### Task description
Count how many lines of the data include "Martinez". The answer is that number and nothing else.

### Exercise data
################
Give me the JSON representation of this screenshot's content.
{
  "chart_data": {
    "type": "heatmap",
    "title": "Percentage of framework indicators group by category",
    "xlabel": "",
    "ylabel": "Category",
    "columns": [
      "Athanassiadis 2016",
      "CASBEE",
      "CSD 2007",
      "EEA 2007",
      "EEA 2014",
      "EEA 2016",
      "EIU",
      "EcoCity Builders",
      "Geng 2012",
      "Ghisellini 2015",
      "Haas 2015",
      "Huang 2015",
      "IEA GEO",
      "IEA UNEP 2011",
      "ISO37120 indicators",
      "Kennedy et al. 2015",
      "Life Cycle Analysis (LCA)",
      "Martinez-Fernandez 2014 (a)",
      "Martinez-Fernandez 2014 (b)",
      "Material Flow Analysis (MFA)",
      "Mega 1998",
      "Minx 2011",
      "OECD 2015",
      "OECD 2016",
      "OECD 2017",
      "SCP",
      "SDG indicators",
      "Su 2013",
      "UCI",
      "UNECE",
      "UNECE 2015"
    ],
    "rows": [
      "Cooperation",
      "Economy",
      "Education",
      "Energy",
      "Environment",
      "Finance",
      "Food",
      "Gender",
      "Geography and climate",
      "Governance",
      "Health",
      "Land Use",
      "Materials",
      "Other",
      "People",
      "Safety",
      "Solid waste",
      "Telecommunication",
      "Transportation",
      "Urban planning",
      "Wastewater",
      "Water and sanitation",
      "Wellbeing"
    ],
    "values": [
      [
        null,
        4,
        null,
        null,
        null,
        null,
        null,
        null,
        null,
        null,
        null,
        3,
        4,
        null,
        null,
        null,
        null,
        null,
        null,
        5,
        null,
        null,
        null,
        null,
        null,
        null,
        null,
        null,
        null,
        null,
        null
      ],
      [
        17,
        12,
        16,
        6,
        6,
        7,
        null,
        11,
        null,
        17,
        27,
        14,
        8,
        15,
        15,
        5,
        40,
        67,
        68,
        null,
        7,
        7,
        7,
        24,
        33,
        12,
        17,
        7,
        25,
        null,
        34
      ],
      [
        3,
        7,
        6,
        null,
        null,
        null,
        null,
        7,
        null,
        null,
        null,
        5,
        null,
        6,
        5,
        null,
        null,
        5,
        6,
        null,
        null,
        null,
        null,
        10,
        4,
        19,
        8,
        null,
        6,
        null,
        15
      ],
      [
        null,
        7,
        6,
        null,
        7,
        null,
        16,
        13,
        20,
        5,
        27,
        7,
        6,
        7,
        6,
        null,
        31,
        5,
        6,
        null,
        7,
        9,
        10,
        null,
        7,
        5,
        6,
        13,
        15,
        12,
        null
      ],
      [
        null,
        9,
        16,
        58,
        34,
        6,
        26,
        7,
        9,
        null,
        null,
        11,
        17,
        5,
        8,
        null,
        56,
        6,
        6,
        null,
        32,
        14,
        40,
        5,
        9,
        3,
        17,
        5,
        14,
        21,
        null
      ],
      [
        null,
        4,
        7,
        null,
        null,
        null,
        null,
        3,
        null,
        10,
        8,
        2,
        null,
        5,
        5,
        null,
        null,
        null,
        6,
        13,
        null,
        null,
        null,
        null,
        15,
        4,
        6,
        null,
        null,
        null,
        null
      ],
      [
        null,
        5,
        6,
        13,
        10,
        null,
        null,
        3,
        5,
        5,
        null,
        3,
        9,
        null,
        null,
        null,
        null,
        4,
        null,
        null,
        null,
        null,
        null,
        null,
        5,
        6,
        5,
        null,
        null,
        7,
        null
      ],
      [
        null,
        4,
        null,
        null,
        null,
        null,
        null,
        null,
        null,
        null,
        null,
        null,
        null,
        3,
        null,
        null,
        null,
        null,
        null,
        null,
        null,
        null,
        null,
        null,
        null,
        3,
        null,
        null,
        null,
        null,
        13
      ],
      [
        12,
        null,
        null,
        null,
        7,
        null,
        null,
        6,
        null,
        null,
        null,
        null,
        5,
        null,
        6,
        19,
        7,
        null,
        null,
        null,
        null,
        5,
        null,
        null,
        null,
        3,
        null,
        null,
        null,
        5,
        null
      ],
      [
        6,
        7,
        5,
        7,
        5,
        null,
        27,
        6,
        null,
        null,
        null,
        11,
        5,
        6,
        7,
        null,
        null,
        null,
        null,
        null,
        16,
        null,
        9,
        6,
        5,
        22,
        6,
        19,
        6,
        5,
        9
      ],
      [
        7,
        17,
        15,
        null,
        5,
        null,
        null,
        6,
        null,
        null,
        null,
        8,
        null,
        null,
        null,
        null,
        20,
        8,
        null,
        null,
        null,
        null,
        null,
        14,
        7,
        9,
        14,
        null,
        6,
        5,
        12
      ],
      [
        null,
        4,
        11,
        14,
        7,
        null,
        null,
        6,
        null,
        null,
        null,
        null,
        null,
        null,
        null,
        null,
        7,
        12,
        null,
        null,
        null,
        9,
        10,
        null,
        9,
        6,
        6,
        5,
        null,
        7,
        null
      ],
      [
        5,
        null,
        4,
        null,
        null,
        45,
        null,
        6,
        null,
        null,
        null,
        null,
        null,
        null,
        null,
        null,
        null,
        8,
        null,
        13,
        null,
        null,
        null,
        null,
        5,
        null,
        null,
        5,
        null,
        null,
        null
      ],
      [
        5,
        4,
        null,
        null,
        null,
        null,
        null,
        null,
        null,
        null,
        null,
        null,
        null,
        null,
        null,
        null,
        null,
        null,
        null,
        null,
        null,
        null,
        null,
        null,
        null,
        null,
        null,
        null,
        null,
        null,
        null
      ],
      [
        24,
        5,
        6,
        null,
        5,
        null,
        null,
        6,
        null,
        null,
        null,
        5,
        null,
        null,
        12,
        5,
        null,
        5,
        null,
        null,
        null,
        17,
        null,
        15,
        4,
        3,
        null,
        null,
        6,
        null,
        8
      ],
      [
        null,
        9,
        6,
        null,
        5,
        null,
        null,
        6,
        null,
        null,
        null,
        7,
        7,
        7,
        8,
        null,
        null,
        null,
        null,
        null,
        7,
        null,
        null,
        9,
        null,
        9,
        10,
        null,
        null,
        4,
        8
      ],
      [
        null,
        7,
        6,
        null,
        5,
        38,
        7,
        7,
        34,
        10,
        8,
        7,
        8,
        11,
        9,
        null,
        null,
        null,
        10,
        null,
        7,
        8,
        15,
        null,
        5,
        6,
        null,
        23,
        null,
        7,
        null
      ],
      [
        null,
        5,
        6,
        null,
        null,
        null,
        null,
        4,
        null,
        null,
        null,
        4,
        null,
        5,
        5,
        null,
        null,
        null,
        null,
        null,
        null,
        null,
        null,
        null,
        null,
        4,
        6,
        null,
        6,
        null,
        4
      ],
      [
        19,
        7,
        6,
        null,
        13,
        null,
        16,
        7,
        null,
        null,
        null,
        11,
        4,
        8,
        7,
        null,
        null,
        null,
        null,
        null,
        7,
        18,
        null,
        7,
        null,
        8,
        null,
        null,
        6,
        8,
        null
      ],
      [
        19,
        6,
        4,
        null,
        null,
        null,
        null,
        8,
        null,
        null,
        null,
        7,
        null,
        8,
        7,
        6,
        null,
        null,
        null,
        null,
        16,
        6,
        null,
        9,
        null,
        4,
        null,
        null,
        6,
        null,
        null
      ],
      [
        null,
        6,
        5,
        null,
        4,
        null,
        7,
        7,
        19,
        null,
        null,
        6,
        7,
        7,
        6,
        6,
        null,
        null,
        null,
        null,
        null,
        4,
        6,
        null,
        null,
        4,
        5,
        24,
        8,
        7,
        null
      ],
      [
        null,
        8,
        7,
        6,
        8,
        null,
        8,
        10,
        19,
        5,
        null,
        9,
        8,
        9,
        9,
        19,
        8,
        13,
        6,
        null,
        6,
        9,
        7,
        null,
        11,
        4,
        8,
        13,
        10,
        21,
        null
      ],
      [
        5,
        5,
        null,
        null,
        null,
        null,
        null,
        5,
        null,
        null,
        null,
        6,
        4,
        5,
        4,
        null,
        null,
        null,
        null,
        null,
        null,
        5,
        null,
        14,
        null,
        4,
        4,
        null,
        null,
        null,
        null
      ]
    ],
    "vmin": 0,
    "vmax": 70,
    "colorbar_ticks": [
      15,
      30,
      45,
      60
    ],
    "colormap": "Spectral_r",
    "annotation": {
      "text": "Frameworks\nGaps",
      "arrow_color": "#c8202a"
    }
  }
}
################
### Answer
2